● Description of the task: Search the records for the string "swatch", and show each line where it appears.

● Data shown:
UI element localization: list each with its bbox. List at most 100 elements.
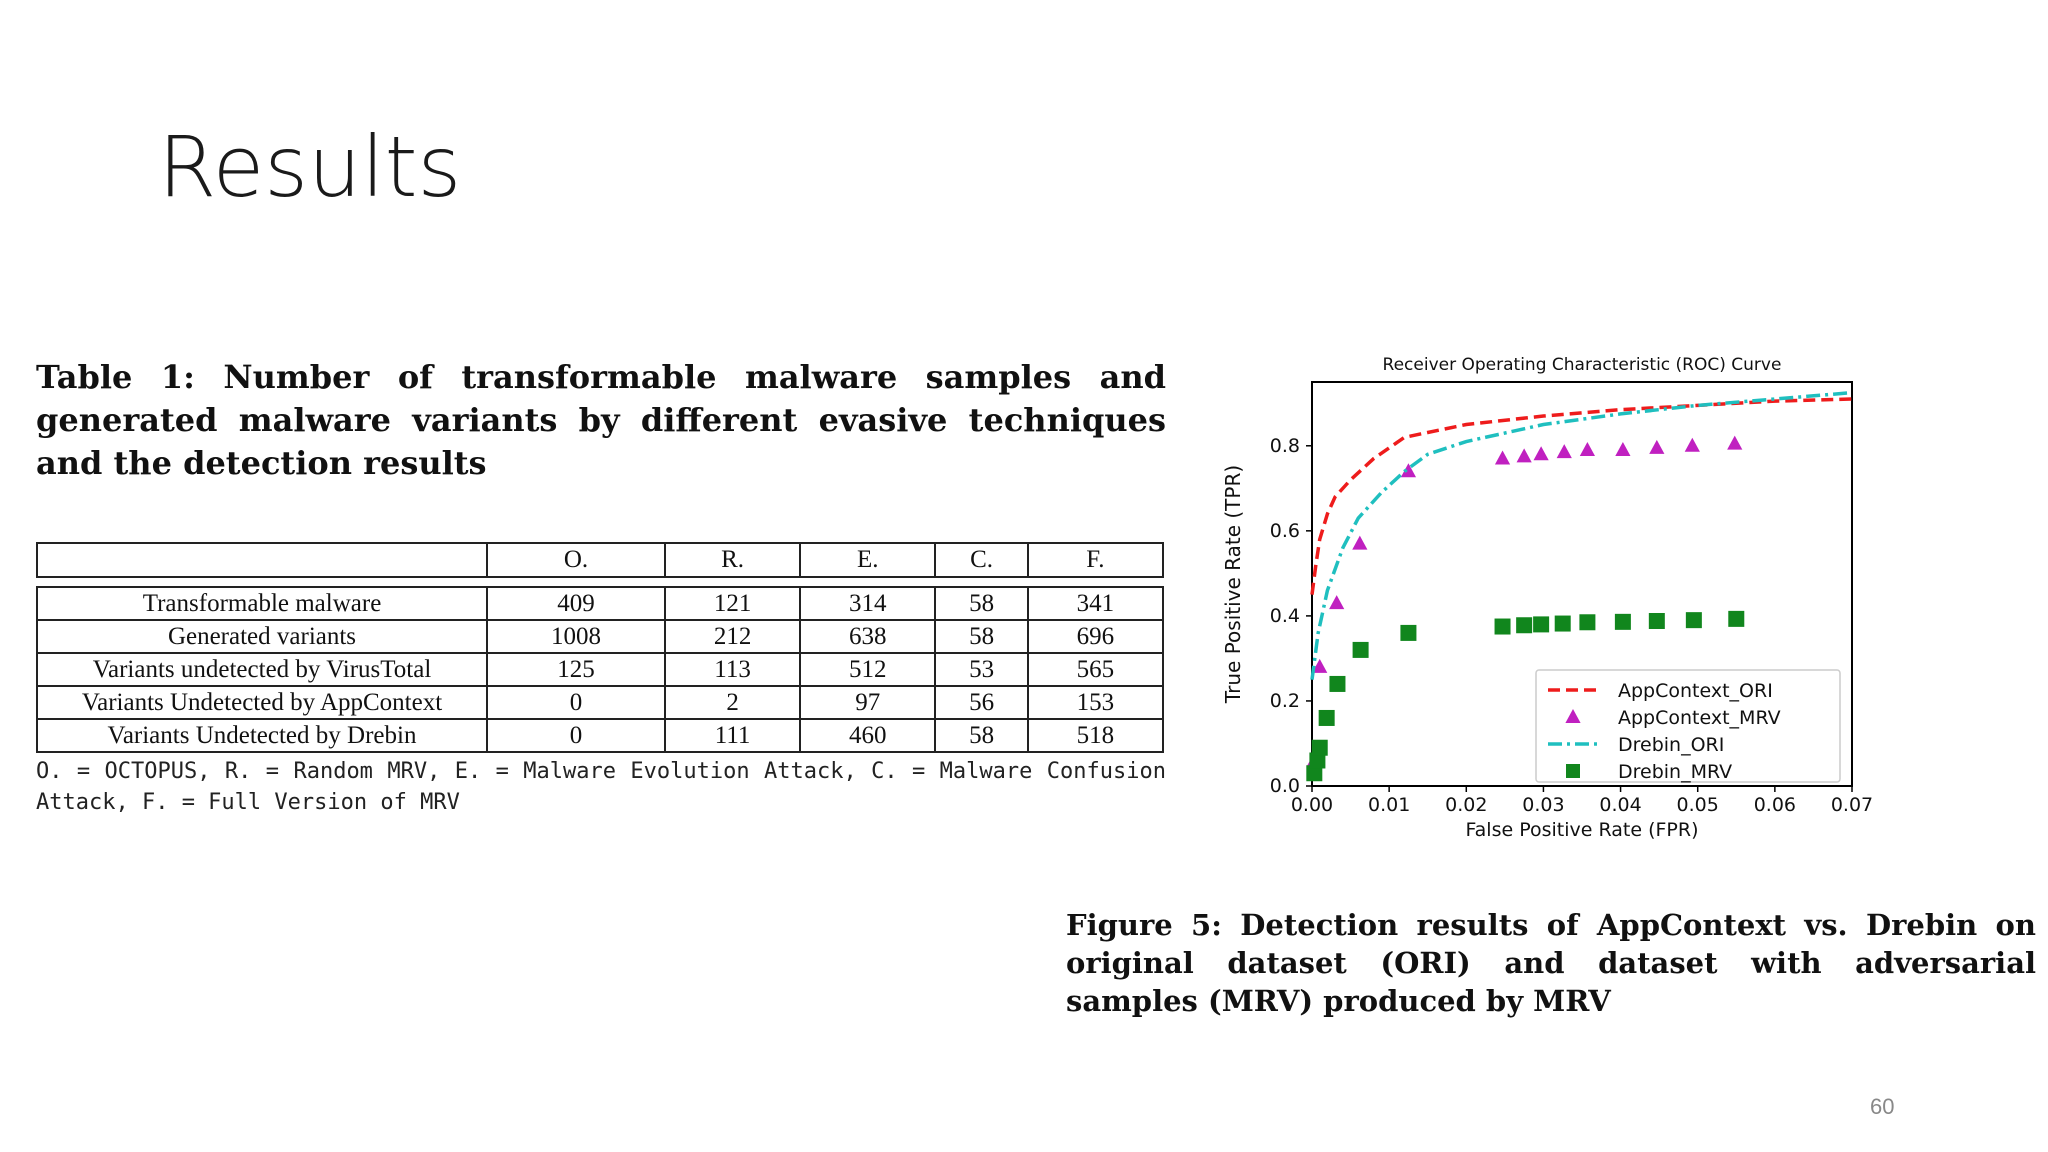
figure-caption: Figure 5: Detection results of AppContex… <box>1066 906 2036 1020</box>
x-tick-label: 0.00 <box>1291 794 1333 816</box>
figure-caption-lead: Figure 5: <box>1066 908 1222 942</box>
point-appcontext-mrv <box>1579 442 1595 457</box>
point-appcontext-mrv <box>1556 444 1572 459</box>
table-header-cell: R. <box>663 542 802 578</box>
table-header-cell: C. <box>934 542 1029 578</box>
x-tick-label: 0.07 <box>1831 794 1873 816</box>
results-table: O. R. E. C. F. Transformable malware 409… <box>36 542 1165 753</box>
table-header-cell: E. <box>799 542 937 578</box>
table-header-cell: F. <box>1026 542 1165 578</box>
point-appcontext-mrv <box>1312 658 1328 673</box>
legend-label-appcontext-mrv: AppContext_MRV <box>1618 707 1781 729</box>
table-cell: 113 <box>663 652 802 687</box>
y-tick-label: 0.6 <box>1270 520 1300 542</box>
point-drebin-mrv <box>1329 675 1346 692</box>
y-axis-label: True Positive Rate (TPR) <box>1221 465 1245 704</box>
table-cell: 121 <box>663 586 802 621</box>
row-label: Variants Undetected by AppContext <box>36 685 488 720</box>
point-drebin-mrv <box>1533 616 1550 633</box>
series-line-drebin-ori <box>1310 390 1853 680</box>
table-row: Generated variants 1008 212 638 58 696 <box>36 619 1165 654</box>
x-axis-label: False Positive Rate (FPR) <box>1465 819 1698 841</box>
point-drebin-mrv <box>1494 618 1511 635</box>
y-tick-label: 0.4 <box>1270 605 1300 627</box>
table-header-row: O. R. E. C. F. <box>36 542 1165 578</box>
point-drebin-mrv <box>1554 615 1571 632</box>
table-header-cell <box>36 542 488 578</box>
point-drebin-mrv <box>1400 624 1417 641</box>
point-appcontext-mrv <box>1615 442 1631 457</box>
table-row: Transformable malware 409 121 314 58 341 <box>36 586 1165 621</box>
legend-label-drebin-ori: Drebin_ORI <box>1618 734 1724 756</box>
table-cell: 638 <box>799 619 937 654</box>
x-tick-label: 0.05 <box>1677 794 1719 816</box>
point-appcontext-mrv <box>1684 437 1700 452</box>
row-label: Generated variants <box>36 619 488 654</box>
table-cell: 512 <box>799 652 937 687</box>
table-caption: Table 1: Number of transformable malware… <box>36 356 1166 485</box>
table-cell: 0 <box>486 685 666 720</box>
roc-chart-layer: Receiver Operating Characteristic (ROC) … <box>1221 355 1873 841</box>
table-row: Variants Undetected by AppContext 0 2 97… <box>36 685 1165 720</box>
table-cell: 518 <box>1026 718 1165 753</box>
point-appcontext-mrv <box>1533 446 1549 461</box>
table-cell: 58 <box>934 619 1029 654</box>
point-drebin-mrv <box>1318 709 1335 726</box>
slide-title: Results <box>158 118 462 216</box>
table-cell: 341 <box>1026 586 1165 621</box>
chart-title: Receiver Operating Characteristic (ROC) … <box>1383 355 1782 375</box>
table-row: Variants Undetected by Drebin 0 111 460 … <box>36 718 1165 753</box>
legend-swatch-appcontext-mrv <box>1565 709 1581 723</box>
roc-chart: Receiver Operating Characteristic (ROC) … <box>1221 355 1873 841</box>
table-cell: 56 <box>934 685 1029 720</box>
table-cell: 153 <box>1026 685 1165 720</box>
table-footnote: O. = OCTOPUS, R. = Random MRV, E. = Malw… <box>36 759 1166 815</box>
table-cell: 409 <box>486 586 666 621</box>
table-cell: 1008 <box>486 619 666 654</box>
row-label: Transformable malware <box>36 586 488 621</box>
x-tick-label: 0.06 <box>1754 794 1796 816</box>
point-appcontext-mrv <box>1727 435 1743 450</box>
legend-label-drebin-mrv: Drebin_MRV <box>1618 761 1732 783</box>
table-caption-text: Number of transformable malware samples … <box>36 358 1167 482</box>
table-cell: 0 <box>486 718 666 753</box>
point-drebin-mrv <box>1311 739 1328 756</box>
point-drebin-mrv <box>1648 612 1665 629</box>
point-drebin-mrv <box>1516 617 1533 634</box>
point-appcontext-mrv <box>1329 595 1345 610</box>
point-drebin-mrv <box>1614 613 1631 630</box>
page-number: 60 <box>1870 1094 1895 1119</box>
x-tick-label: 0.03 <box>1522 794 1564 816</box>
point-drebin-mrv <box>1309 752 1326 769</box>
table-cell: 565 <box>1026 652 1165 687</box>
table-cell: 314 <box>799 586 937 621</box>
point-appcontext-mrv <box>1649 439 1665 454</box>
y-tick-label: 0.8 <box>1270 435 1300 457</box>
table-cell: 212 <box>663 619 802 654</box>
table-header-cell: O. <box>486 542 666 578</box>
table-cell: 97 <box>799 685 937 720</box>
row-label: Variants undetected by VirusTotal <box>36 652 488 687</box>
table-cell: 2 <box>663 685 802 720</box>
series-line-appcontext-ori <box>1310 397 1853 595</box>
table-row: Variants undetected by VirusTotal 125 11… <box>36 652 1165 687</box>
point-appcontext-mrv <box>1352 535 1368 550</box>
table-cell: 111 <box>663 718 802 753</box>
figure-caption-text: Detection results of AppContext vs. Dreb… <box>1066 908 2036 1018</box>
point-drebin-mrv <box>1728 610 1745 627</box>
legend-box <box>1535 669 1841 783</box>
point-appcontext-mrv <box>1494 450 1511 465</box>
legend-label-appcontext-ori: AppContext_ORI <box>1618 680 1773 702</box>
point-appcontext-mrv <box>1400 463 1417 478</box>
point-drebin-mrv <box>1685 612 1702 629</box>
legend-swatch-drebin-mrv <box>1566 764 1580 778</box>
table-cell: 696 <box>1026 619 1165 654</box>
row-label: Variants Undetected by Drebin <box>36 718 488 753</box>
point-appcontext-mrv <box>1516 448 1532 463</box>
table-gap-cell <box>37 576 1163 588</box>
x-tick-label: 0.01 <box>1368 794 1410 816</box>
table-cell: 53 <box>934 652 1029 687</box>
point-drebin-mrv <box>1352 641 1369 658</box>
x-tick-label: 0.02 <box>1445 794 1487 816</box>
y-tick-label: 0.0 <box>1270 775 1300 797</box>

● Response box:
legend-swatch-appcontext-mrv <box>1565 709 1581 723</box>
legend-swatch-drebin-mrv <box>1566 764 1580 778</box>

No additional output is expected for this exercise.